◆ What you are asked to do ◆
Word for word, retype every entry in the listing.

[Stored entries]
★ ★ ★ ★ ★ ★ ★

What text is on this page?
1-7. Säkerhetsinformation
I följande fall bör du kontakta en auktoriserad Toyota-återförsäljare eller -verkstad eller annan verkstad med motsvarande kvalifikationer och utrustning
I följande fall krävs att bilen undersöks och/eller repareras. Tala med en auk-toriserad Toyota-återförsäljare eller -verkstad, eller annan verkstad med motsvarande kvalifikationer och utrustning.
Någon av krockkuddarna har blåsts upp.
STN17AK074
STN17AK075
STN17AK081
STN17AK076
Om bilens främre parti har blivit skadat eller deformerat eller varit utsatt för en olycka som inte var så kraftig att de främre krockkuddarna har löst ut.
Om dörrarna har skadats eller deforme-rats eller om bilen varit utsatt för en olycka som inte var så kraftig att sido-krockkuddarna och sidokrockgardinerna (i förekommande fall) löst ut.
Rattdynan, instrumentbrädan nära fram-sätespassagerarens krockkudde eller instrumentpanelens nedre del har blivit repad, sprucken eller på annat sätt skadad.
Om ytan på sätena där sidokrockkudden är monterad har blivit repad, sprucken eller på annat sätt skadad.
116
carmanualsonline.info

★ ★ ★ ★ ★ ★ ★

◆ Exercise solution ◆
What text is on this page?
1-7. Säkerhetsinformation
I följande fall bör du kontakta en auktoriserad Toyota-återförsäljare eller -verkstad eller annan verkstad med motsvarande kvalifikationer och utrustning
I följande fall krävs att bilen undersöks och/eller repareras. Tala med en auk-toriserad Toyota-återförsäljare eller -verkstad, eller annan verkstad med motsvarande kvalifikationer och utrustning.
Någon av krockkuddarna har blåsts upp.
STN17AK074
STN17AK075
STN17AK081
STN17AK076
Om bilens främre parti har blivit skadat eller deformerat eller varit utsatt för en olycka som inte var så kraftig att de främre krockkuddarna har löst ut.
Om dörrarna har skadats eller deforme-rats eller om bilen varit utsatt för en olycka som inte var så kraftig att sido-krockkuddarna och sidokrockgardinerna (i förekommande fall) löst ut.
Rattdynan, instrumentbrädan nära fram-sätespassagerarens krockkudde eller instrumentpanelens nedre del har blivit repad, sprucken eller på annat sätt skadad.
Om ytan på sätena där sidokrockkudden är monterad har blivit repad, sprucken eller på annat sätt skadad.
116
carmanualsonline.info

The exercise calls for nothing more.